Supplied records |

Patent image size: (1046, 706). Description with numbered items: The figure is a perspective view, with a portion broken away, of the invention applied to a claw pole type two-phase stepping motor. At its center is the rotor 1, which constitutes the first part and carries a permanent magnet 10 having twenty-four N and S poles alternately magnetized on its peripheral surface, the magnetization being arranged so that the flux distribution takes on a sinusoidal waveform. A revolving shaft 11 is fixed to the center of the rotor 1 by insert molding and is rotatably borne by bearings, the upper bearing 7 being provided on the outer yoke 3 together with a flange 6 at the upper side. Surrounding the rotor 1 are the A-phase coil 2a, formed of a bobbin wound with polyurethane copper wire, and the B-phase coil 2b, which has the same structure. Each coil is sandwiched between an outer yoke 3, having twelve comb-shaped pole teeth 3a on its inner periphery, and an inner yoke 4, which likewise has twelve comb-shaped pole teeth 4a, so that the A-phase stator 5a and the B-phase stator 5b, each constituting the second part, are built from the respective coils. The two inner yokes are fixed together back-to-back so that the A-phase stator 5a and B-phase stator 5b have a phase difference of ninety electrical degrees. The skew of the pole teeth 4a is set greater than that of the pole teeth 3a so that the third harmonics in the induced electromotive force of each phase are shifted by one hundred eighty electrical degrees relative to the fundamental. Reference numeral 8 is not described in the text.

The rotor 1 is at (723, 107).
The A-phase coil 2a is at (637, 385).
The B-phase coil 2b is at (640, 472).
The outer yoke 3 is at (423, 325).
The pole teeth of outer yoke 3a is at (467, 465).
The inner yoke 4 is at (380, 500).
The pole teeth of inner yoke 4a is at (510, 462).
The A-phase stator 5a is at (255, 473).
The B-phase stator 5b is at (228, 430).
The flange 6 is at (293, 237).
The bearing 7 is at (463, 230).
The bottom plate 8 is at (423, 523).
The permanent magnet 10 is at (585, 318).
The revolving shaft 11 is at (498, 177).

Written instruction |
Please edit the lines above so that "stepping motor" becomes "step motor", with everything else left as it is.

Result of this task |
Patent image size: (1046, 706). Description with numbered items: The figure is a perspective view, with a portion broken away, of the invention applied to a claw pole type two-phase step motor. At its center is the rotor 1, which constitutes the first part and carries a permanent magnet 10 having twenty-four N and S poles alternately magnetized on its peripheral surface, the magnetization being arranged so that the flux distribution takes on a sinusoidal waveform. A revolving shaft 11 is fixed to the center of the rotor 1 by insert molding and is rotatably borne by bearings, the upper bearing 7 being provided on the outer yoke 3 together with a flange 6 at the upper side. Surrounding the rotor 1 are the A-phase coil 2a, formed of a bobbin wound with polyurethane copper wire, and the B-phase coil 2b, which has the same structure. Each coil is sandwiched between an outer yoke 3, having twelve comb-shaped pole teeth 3a on its inner periphery, and an inner yoke 4, which likewise has twelve comb-shaped pole teeth 4a, so that the A-phase stator 5a and the B-phase stator 5b, each constituting the second part, are built from the respective coils. The two inner yokes are fixed together back-to-back so that the A-phase stator 5a and B-phase stator 5b have a phase difference of ninety electrical degrees. The skew of the pole teeth 4a is set greater than that of the pole teeth 3a so that the third harmonics in the induced electromotive force of each phase are shifted by one hundred eighty electrical degrees relative to the fundamental. Reference numeral 8 is not described in the text.

The rotor 1 is at (723, 107).
The A-phase coil 2a is at (637, 385).
The B-phase coil 2b is at (640, 472).
The outer yoke 3 is at (423, 325).
The pole teeth of outer yoke 3a is at (467, 465).
The inner yoke 4 is at (380, 500).
The pole teeth of inner yoke 4a is at (510, 462).
The A-phase stator 5a is at (255, 473).
The B-phase stator 5b is at (228, 430).
The flange 6 is at (293, 237).
The bearing 7 is at (463, 230).
The bottom plate 8 is at (423, 523).
The permanent magnet 10 is at (585, 318).
The revolving shaft 11 is at (498, 177).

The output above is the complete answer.